## EXERCISE:
Which lines hold the word "Tender"? Copy each of them from the material.

DATA EXCERPTS start

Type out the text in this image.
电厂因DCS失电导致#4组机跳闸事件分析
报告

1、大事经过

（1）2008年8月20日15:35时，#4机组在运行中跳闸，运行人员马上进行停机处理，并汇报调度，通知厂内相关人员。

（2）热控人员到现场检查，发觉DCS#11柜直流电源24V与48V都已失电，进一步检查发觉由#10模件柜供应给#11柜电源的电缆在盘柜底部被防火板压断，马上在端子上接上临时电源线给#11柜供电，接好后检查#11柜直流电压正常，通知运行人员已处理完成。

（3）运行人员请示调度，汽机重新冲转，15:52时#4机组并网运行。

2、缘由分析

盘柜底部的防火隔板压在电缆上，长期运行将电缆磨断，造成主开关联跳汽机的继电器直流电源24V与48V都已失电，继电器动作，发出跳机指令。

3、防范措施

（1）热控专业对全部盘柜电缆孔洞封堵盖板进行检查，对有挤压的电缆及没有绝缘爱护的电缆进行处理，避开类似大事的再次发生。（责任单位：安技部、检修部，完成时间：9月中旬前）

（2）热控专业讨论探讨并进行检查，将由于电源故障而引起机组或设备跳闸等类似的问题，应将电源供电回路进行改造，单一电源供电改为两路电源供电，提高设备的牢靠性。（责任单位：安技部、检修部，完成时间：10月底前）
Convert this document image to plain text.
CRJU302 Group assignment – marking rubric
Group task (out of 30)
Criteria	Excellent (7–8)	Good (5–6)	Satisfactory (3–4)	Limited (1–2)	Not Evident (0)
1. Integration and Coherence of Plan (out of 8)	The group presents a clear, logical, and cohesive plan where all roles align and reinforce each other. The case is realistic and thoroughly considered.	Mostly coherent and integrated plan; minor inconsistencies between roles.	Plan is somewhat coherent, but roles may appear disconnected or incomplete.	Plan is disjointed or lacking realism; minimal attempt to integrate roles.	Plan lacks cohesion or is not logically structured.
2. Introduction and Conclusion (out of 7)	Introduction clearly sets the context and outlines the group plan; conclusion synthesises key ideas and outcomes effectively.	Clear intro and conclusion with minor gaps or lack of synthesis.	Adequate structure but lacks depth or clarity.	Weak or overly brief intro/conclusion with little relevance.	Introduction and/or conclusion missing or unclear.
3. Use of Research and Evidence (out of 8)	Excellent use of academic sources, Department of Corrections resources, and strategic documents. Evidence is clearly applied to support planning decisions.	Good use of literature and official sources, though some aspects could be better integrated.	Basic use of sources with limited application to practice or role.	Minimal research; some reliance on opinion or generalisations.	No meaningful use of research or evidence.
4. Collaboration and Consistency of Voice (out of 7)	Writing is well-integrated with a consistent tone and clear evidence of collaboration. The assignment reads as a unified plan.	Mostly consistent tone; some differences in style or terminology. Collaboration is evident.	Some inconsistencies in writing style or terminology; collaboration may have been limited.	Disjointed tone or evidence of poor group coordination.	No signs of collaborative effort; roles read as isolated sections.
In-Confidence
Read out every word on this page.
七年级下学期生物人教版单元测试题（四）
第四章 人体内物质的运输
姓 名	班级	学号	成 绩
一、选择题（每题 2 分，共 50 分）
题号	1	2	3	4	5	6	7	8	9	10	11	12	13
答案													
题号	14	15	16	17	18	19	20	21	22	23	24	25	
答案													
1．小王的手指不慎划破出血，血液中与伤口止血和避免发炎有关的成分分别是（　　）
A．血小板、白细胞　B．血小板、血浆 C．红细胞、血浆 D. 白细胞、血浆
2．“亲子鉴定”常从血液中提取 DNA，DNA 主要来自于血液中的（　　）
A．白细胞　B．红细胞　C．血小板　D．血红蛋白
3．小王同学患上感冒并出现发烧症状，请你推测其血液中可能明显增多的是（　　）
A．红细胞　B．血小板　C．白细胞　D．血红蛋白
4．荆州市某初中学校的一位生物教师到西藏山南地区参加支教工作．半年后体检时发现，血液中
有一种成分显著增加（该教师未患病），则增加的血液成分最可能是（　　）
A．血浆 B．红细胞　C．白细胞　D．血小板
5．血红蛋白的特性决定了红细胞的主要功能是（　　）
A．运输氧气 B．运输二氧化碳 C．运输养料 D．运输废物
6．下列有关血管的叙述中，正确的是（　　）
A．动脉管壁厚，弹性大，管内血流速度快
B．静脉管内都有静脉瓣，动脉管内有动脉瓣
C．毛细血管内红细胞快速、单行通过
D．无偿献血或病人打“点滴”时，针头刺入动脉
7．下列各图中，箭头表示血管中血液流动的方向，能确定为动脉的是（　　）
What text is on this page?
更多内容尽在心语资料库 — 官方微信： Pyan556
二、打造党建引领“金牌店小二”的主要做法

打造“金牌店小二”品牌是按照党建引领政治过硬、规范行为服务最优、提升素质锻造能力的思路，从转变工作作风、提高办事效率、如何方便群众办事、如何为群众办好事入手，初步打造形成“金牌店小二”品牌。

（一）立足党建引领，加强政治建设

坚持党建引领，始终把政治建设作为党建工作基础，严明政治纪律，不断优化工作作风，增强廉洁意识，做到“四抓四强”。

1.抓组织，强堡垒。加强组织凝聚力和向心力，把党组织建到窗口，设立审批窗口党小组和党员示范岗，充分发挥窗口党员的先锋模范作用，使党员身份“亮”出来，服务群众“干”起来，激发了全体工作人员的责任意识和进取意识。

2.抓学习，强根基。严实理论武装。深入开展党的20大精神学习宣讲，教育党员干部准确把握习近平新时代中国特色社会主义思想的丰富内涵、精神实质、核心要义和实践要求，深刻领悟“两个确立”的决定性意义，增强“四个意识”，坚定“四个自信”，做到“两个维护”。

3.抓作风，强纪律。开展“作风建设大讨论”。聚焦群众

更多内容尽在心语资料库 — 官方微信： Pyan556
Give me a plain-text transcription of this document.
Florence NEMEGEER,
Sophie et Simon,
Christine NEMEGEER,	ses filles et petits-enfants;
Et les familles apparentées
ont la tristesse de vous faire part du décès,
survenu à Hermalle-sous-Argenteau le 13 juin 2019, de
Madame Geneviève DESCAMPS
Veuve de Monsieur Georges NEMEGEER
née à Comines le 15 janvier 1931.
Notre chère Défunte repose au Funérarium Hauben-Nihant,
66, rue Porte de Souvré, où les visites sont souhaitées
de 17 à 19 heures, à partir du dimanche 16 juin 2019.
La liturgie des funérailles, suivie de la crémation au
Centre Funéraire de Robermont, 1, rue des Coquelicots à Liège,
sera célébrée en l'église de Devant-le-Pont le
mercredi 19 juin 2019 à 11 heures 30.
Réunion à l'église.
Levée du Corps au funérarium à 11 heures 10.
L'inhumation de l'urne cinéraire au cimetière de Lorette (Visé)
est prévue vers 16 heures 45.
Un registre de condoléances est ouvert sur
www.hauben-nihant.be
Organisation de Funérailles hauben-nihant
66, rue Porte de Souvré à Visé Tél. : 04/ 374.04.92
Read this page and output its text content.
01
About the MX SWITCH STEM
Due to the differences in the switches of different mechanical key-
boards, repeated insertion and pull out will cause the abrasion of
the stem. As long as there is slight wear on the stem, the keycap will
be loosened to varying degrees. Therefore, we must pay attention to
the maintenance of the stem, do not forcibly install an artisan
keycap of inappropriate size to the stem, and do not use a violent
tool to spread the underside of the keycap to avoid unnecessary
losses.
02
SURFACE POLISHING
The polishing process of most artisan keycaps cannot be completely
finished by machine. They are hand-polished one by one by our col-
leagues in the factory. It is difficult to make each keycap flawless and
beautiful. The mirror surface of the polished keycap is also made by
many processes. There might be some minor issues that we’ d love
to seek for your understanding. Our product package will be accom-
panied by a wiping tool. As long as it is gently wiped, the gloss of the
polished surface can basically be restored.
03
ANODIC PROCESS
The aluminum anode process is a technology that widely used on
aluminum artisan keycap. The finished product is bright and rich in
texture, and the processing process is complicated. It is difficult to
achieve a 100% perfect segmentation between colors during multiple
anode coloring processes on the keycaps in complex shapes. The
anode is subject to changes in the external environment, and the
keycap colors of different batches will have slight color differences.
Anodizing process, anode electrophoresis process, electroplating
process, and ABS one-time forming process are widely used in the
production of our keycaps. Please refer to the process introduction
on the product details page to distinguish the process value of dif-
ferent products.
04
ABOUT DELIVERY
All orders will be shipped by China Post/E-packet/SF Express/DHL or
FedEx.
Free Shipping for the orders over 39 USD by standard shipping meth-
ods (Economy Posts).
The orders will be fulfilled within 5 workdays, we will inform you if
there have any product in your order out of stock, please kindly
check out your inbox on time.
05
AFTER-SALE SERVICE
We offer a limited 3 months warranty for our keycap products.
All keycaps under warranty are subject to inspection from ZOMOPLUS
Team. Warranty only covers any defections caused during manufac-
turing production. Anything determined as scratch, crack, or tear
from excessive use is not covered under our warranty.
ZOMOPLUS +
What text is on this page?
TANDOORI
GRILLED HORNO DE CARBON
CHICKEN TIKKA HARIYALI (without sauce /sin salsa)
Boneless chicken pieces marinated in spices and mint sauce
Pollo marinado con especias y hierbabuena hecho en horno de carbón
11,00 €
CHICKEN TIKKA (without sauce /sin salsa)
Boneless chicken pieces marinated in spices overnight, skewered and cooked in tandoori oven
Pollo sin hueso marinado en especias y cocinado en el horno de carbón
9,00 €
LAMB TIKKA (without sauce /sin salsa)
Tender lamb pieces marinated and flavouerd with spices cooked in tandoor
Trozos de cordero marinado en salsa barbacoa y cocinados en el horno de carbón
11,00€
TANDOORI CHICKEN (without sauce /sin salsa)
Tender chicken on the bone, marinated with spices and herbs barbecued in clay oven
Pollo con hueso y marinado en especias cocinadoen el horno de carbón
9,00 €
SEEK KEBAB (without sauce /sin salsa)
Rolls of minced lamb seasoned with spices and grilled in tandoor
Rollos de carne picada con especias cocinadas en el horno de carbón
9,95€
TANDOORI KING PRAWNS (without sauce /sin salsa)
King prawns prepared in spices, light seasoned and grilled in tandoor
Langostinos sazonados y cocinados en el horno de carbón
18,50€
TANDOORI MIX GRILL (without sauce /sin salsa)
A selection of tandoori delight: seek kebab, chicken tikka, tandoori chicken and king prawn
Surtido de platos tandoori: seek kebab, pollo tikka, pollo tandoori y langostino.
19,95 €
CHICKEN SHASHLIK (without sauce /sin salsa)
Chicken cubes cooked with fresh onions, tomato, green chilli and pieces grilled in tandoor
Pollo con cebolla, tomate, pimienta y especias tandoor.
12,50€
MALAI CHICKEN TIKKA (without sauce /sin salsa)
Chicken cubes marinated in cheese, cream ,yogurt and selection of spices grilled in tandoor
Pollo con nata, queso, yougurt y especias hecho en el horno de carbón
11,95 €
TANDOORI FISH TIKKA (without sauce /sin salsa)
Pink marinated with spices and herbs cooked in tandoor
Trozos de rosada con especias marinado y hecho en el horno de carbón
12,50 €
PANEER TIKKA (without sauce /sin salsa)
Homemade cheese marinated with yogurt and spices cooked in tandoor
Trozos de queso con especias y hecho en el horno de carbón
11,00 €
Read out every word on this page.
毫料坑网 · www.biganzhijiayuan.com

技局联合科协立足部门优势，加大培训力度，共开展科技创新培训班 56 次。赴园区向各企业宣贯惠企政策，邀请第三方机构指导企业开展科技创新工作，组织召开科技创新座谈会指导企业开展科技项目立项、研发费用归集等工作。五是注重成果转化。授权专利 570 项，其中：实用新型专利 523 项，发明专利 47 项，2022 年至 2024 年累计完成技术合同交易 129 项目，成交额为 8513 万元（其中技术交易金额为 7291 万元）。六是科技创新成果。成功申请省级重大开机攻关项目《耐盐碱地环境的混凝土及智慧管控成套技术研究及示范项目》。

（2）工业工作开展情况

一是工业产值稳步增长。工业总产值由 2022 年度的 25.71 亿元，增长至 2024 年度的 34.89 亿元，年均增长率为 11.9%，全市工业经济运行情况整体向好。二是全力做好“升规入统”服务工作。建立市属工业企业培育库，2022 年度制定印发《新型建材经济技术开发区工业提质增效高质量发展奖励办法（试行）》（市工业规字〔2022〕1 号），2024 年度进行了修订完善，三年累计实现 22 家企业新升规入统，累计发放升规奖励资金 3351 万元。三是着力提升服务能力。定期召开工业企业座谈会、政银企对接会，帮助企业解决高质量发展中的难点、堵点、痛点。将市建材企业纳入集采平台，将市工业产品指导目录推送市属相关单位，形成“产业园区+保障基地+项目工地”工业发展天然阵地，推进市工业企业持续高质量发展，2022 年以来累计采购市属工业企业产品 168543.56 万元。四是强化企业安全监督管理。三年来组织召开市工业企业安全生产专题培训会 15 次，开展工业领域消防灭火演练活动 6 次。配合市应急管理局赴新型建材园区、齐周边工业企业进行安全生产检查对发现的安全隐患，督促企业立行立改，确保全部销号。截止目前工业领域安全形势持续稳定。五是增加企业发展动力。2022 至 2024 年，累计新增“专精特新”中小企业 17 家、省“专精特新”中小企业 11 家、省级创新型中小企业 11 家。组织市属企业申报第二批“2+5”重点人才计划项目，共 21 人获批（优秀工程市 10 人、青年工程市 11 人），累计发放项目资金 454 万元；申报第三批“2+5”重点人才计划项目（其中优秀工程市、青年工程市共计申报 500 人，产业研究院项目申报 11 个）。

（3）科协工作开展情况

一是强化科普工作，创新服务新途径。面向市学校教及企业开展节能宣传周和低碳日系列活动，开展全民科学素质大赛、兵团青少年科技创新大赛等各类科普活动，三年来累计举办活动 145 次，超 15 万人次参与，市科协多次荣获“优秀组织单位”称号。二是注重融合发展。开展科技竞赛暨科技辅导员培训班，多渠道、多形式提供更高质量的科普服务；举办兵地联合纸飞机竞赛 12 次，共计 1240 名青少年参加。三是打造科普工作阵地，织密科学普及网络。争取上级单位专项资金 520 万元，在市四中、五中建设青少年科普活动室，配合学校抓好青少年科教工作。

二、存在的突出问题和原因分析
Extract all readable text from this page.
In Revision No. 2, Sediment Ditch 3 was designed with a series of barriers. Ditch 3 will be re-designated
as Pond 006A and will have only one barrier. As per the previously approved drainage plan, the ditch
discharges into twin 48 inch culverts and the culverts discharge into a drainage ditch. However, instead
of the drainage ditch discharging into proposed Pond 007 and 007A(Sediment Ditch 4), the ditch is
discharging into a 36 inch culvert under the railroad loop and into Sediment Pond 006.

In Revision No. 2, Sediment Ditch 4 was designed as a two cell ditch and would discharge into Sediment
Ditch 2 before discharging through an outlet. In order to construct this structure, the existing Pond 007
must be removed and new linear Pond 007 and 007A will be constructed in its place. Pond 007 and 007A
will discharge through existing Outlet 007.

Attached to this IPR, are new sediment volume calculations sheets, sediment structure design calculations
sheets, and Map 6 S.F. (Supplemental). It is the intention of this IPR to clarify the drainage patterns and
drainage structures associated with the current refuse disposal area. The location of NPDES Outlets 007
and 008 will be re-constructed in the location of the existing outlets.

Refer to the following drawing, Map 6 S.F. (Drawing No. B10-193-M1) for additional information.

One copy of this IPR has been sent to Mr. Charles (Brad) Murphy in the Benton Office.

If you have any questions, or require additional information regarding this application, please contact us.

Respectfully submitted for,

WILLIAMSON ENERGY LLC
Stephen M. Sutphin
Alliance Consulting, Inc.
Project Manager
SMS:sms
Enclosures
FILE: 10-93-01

DATA EXCERPTS end

## OUTPUT BELOW:
Tender lamb pieces marinated and flavouerd with spices cooked in tandoor
Tender chicken on the bone, marinated with spices and herbs barbecued in clay oven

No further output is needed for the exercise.